Set down the records once more, please, exactly and with the pictures left out.

============================================================

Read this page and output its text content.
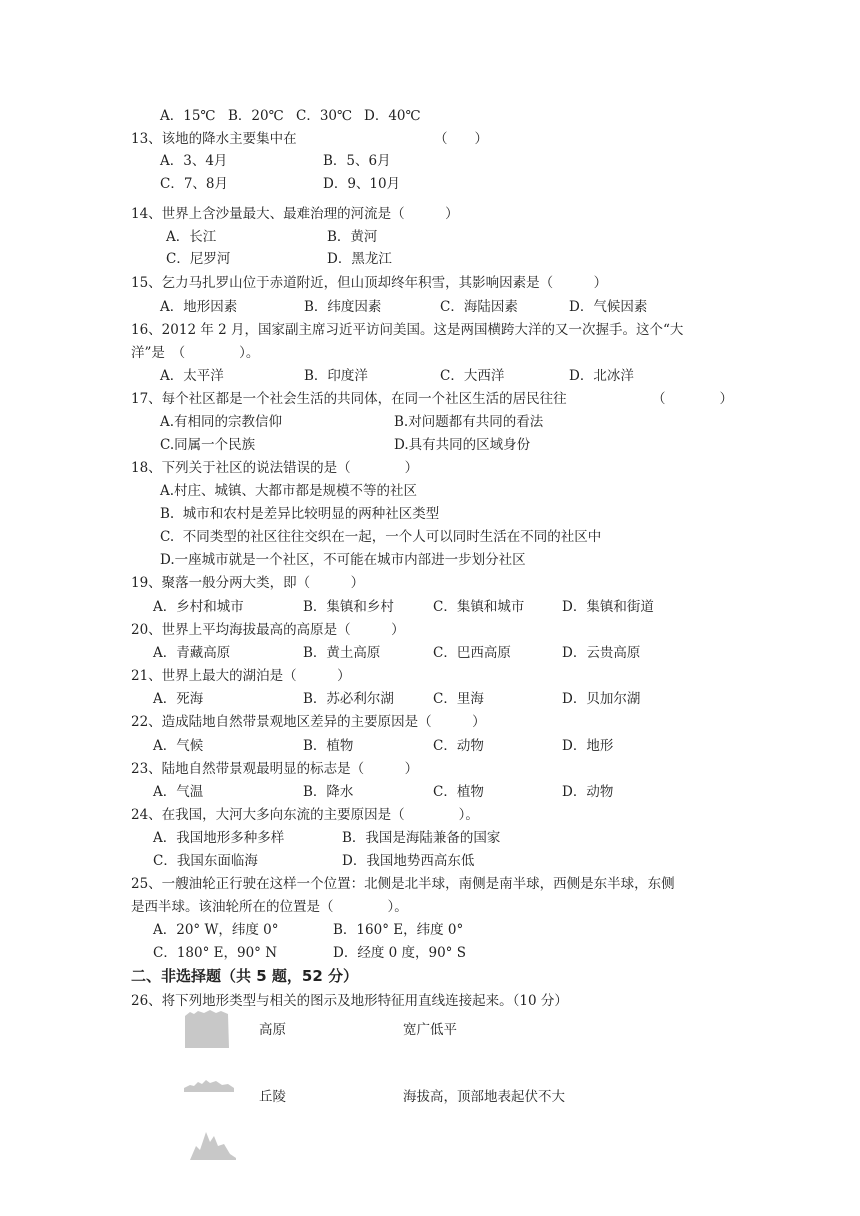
A．15℃ B．20℃ C．30℃ D．40℃
13、该地的降水主要集中在	（　　）
A．3、4月	B．5、6月
C．7、8月	D．9、10月
14、世界上含沙量最大、最难治理的河流是（　　　）
A．长江	B．黄河
C．尼罗河	D．黑龙江
15、乞力马扎罗山位于赤道附近，但山顶却终年积雪，其影响因素是（　　　）
A．地形因素	B．纬度因素	C．海陆因素	D．气候因素
16、2012 年 2 月，国家副主席习近平访问美国。这是两国横跨大洋的又一次握手。这个“大
洋”是　（　　　　）。
A．太平洋	B．印度洋	C．大西洋	D．北冰洋
17、每个社区都是一个社会生活的共同体，在同一个社区生活的居民往往	（　　　　）
A.有相同的宗教信仰	B.对问题都有共同的看法
C.同属一个民族	D.具有共同的区域身份
18、下列关于社区的说法错误的是（　　　　）
A.村庄、城镇、大都市都是规模不等的社区
B.  城市和农村是差异比较明显的两种社区类型
C.  不同类型的社区往往交织在一起，一个人可以同时生活在不同的社区中
D.一座城市就是一个社区，不可能在城市内部进一步划分社区
19、聚落一般分两大类，即（　　　）
A．乡村和城市	B．集镇和乡村	C．集镇和城市	D．集镇和街道
20、世界上平均海拔最高的高原是（　　　）
A．青藏高原	B．黄土高原	C．巴西高原	D．云贵高原
21、世界上最大的湖泊是（　　　）
A．死海	B．苏必利尔湖	C．里海	D．贝加尔湖
22、造成陆地自然带景观地区差异的主要原因是（　　　）
A．气候	B．植物	C．动物	D．地形
23、陆地自然带景观最明显的标志是（　　　）
A．气温	B．降水	C．植物	D．动物
24、在我国，大河大多向东流的主要原因是（　　　　）。
A．我国地形多种多样	B．我国是海陆兼备的国家
C．我国东面临海	D．我国地势西高东低
25、一艘油轮正行驶在这样一个位置：北侧是北半球，南侧是南半球，西侧是东半球，东侧
是西半球。该油轮所在的位置是（　　　　）。
A．20° W，纬度 0°	B．160° E，纬度 0°
C．180° E，90° N	D．经度 0 度，90° S
二、非选择题（共 5 题，52 分）
26、将下列地形类型与相关的图示及地形特征用直线连接起来。（10 分）
高原	宽广低平
丘陵	海拔高，顶部地表起伏不大
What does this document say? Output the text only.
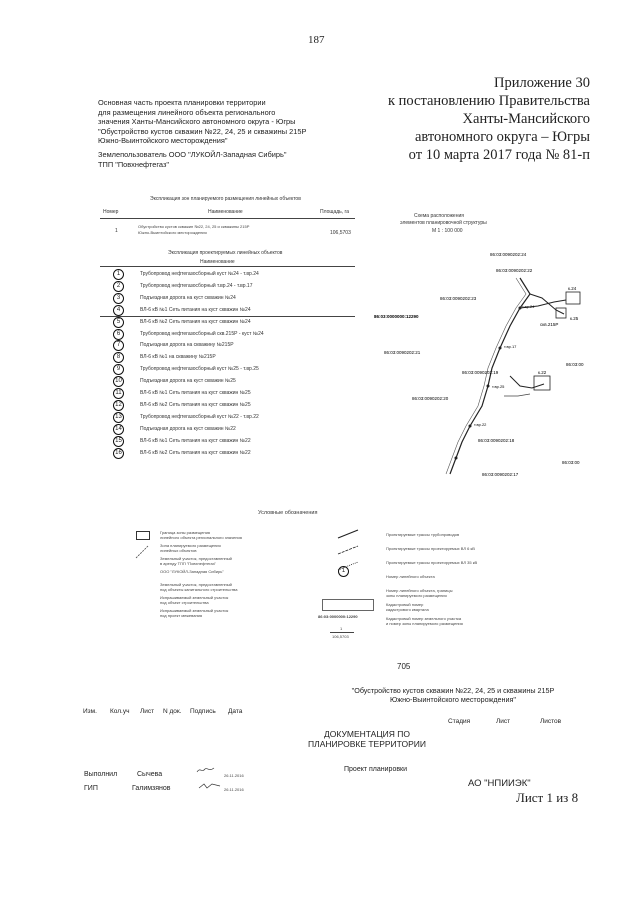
187
Приложение 30
к постановлению Правительства
Ханты-Мансийского
автономного округа – Югры
от 10 марта 2017 года № 81-п
Основная часть проекта планировки территории
для размещения линейного объекта регионального
значения Ханты-Мансийского автономного округа - Югры
"Обустройство кустов скважин №22, 24, 25 и скважины 215Р
Южно-Выинтойского месторождения"
Землепользователь ООО "ЛУКОЙЛ-Западная Сибирь"
ТПП "Повхнефтегаз"
Экспликация зон планируемого размещения линейных объектов
Номер	Наименование	Площадь, га
1
Обустройство кустов скважин №22, 24, 25 и скважины 215Р
Южно-Выинтойского месторождения	106,5703
Экспликация проектируемых линейных объектов
Наименование
1	Трубопровод нефтегазосборный куст №24 - т.вр.24
2	Трубопровод нефтегазосборный т.вр.24 - т.вр.17
3	Подъездная дорога на куст скважин №24
4	ВЛ-6 кВ №1 Сеть питания на куст скважин №24
5	ВЛ-6 кВ №2 Сеть питания на куст скважин №24
6	Трубопровод нефтегазосборный скв.215Р - куст №24
7	Подъездная дорога на скважину №215Р
8	ВЛ-6 кВ №1 на скважину №215Р
9	Трубопровод нефтегазосборный куст №25 - т.вр.25
10	Подъездная дорога на куст скважин №25
11	ВЛ-6 кВ №1 Сеть питания на куст скважин №25
12	ВЛ-6 кВ №2 Сеть питания на куст скважин №25
13	Трубопровод нефтегазосборный куст №22 - т.вр.22
14	Подъездная дорога на куст скважин №22
15	ВЛ-6 кВ №1 Сеть питания на куст скважин №22
16	ВЛ-6 кВ №2 Сеть питания на куст скважин №22
Схема расположения
элементов планировочной структуры
М 1 : 100 000
86:03:0090202:24
86:03:0090202:22
86:03:0090202:23
86:03:0000000:12290
86:03:0090202:21
86:03:0090202:19
86:03:0090202:20
86:03:0090202:18
86:03:0090202:17
86:03:00
86:03:00
к.24
к.25
к.22
скв.215Р
т.вр.24
т.вр.17
т.вр.25
т.вр.22
Условные обозначения
Граница зоны размещения
линейного объекта регионального значения
Зона планируемого размещения
линейных объектов
Земельный участок, предоставленный
в аренду ТПП "Повхнефтегаз"
ООО "ЛУКОЙЛ-Западная Сибирь"
Земельный участок, предоставленный
под объекты капитального строительства
Испрашиваемый земельный участок
под объект строительства
Испрашиваемый земельный участок
под проект межевания
Проектируемые трассы трубопроводов
Проектируемые трассы проектируемых ВЛ 6 кВ
Проектируемые трассы проектируемых ВЛ 35 кВ
Номер линейного объекта
Номер линейного объекта, границы
зоны планируемого размещения
Кадастровый номер
кадастрового квартала
Кадастровый номер земельного участка
и номер зоны планируемого размещения
1
86:03:0000000:12290
1
106,5703
705
"Обустройство кустов скважин №22, 24, 25 и скважины 215Р
Южно-Выинтойского месторождения"
Изм. Кол.уч Лист N док. Подпись Дата
ДОКУМЕНТАЦИЯ ПО
ПЛАНИРОВКЕ ТЕРРИТОРИИ
Стадия	Лист	Листов
Проект планировки
АО "НПИИЭК"
Выполнил	Сычева	26.11.2016
ГИП	Галимзянов	26.11.2016
Лист 1 из 8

============================================================

● Answer for the task
Read this page and output its text content.
A．15℃ B．20℃ C．30℃ D．40℃
13、该地的降水主要集中在	（　　）
A．3、4月	B．5、6月
C．7、8月	D．9、10月
14、世界上含沙量最大、最难治理的河流是（　　　）
A．长江	B．黄河
C．尼罗河	D．黑龙江
15、乞力马扎罗山位于赤道附近，但山顶却终年积雪，其影响因素是（　　　）
A．地形因素	B．纬度因素	C．海陆因素	D．气候因素
16、2012 年 2 月，国家副主席习近平访问美国。这是两国横跨大洋的又一次握手。这个“大
洋”是　（　　　　）。
A．太平洋	B．印度洋	C．大西洋	D．北冰洋
17、每个社区都是一个社会生活的共同体，在同一个社区生活的居民往往	（　　　　）
A.有相同的宗教信仰	B.对问题都有共同的看法
C.同属一个民族	D.具有共同的区域身份
18、下列关于社区的说法错误的是（　　　　）
A.村庄、城镇、大都市都是规模不等的社区
B.  城市和农村是差异比较明显的两种社区类型
C.  不同类型的社区往往交织在一起，一个人可以同时生活在不同的社区中
D.一座城市就是一个社区，不可能在城市内部进一步划分社区
19、聚落一般分两大类，即（　　　）
A．乡村和城市	B．集镇和乡村	C．集镇和城市	D．集镇和街道
20、世界上平均海拔最高的高原是（　　　）
A．青藏高原	B．黄土高原	C．巴西高原	D．云贵高原
21、世界上最大的湖泊是（　　　）
A．死海	B．苏必利尔湖	C．里海	D．贝加尔湖
22、造成陆地自然带景观地区差异的主要原因是（　　　）
A．气候	B．植物	C．动物	D．地形
23、陆地自然带景观最明显的标志是（　　　）
A．气温	B．降水	C．植物	D．动物
24、在我国，大河大多向东流的主要原因是（　　　　）。
A．我国地形多种多样	B．我国是海陆兼备的国家
C．我国东面临海	D．我国地势西高东低
25、一艘油轮正行驶在这样一个位置：北侧是北半球，南侧是南半球，西侧是东半球，东侧
是西半球。该油轮所在的位置是（　　　　）。
A．20° W，纬度 0°	B．160° E，纬度 0°
C．180° E，90° N	D．经度 0 度，90° S
二、非选择题（共 5 题，52 分）
26、将下列地形类型与相关的图示及地形特征用直线连接起来。（10 分）
高原	宽广低平
丘陵	海拔高，顶部地表起伏不大
What does this document say? Output the text only.
187
Приложение 30
к постановлению Правительства
Ханты-Мансийского
автономного округа – Югры
от 10 марта 2017 года № 81-п
Основная часть проекта планировки территории
для размещения линейного объекта регионального
значения Ханты-Мансийского автономного округа - Югры
"Обустройство кустов скважин №22, 24, 25 и скважины 215Р
Южно-Выинтойского месторождения"
Землепользователь ООО "ЛУКОЙЛ-Западная Сибирь"
ТПП "Повхнефтегаз"
Экспликация зон планируемого размещения линейных объектов
Номер	Наименование	Площадь, га
1
Обустройство кустов скважин №22, 24, 25 и скважины 215Р
Южно-Выинтойского месторождения	106,5703
Экспликация проектируемых линейных объектов
Наименование
1	Трубопровод нефтегазосборный куст №24 - т.вр.24
2	Трубопровод нефтегазосборный т.вр.24 - т.вр.17
3	Подъездная дорога на куст скважин №24
4	ВЛ-6 кВ №1 Сеть питания на куст скважин №24
5	ВЛ-6 кВ №2 Сеть питания на куст скважин №24
6	Трубопровод нефтегазосборный скв.215Р - куст №24
7	Подъездная дорога на скважину №215Р
8	ВЛ-6 кВ №1 на скважину №215Р
9	Трубопровод нефтегазосборный куст №25 - т.вр.25
10	Подъездная дорога на куст скважин №25
11	ВЛ-6 кВ №1 Сеть питания на куст скважин №25
12	ВЛ-6 кВ №2 Сеть питания на куст скважин №25
13	Трубопровод нефтегазосборный куст №22 - т.вр.22
14	Подъездная дорога на куст скважин №22
15	ВЛ-6 кВ №1 Сеть питания на куст скважин №22
16	ВЛ-6 кВ №2 Сеть питания на куст скважин №22
Схема расположения
элементов планировочной структуры
М 1 : 100 000
86:03:0090202:24
86:03:0090202:22
86:03:0090202:23
86:03:0000000:12290
86:03:0090202:21
86:03:0090202:19
86:03:0090202:20
86:03:0090202:18
86:03:0090202:17
86:03:00
86:03:00
к.24
к.25
к.22
скв.215Р
т.вр.24
т.вр.17
т.вр.25
т.вр.22
Условные обозначения
Граница зоны размещения
линейного объекта регионального значения
Зона планируемого размещения
линейных объектов
Земельный участок, предоставленный
в аренду ТПП "Повхнефтегаз"
ООО "ЛУКОЙЛ-Западная Сибирь"
Земельный участок, предоставленный
под объекты капитального строительства
Испрашиваемый земельный участок
под объект строительства
Испрашиваемый земельный участок
под проект межевания
Проектируемые трассы трубопроводов
Проектируемые трассы проектируемых ВЛ 6 кВ
Проектируемые трассы проектируемых ВЛ 35 кВ
Номер линейного объекта
Номер линейного объекта, границы
зоны планируемого размещения
Кадастровый номер
кадастрового квартала
Кадастровый номер земельного участка
и номер зоны планируемого размещения
1
86:03:0000000:12290
1
106,5703
705
"Обустройство кустов скважин №22, 24, 25 и скважины 215Р
Южно-Выинтойского месторождения"
Изм. Кол.уч Лист N док. Подпись Дата
ДОКУМЕНТАЦИЯ ПО
ПЛАНИРОВКЕ ТЕРРИТОРИИ
Стадия	Лист	Листов
Проект планировки
АО "НПИИЭК"
Выполнил	Сычева	26.11.2016
ГИП	Галимзянов	26.11.2016
Лист 1 из 8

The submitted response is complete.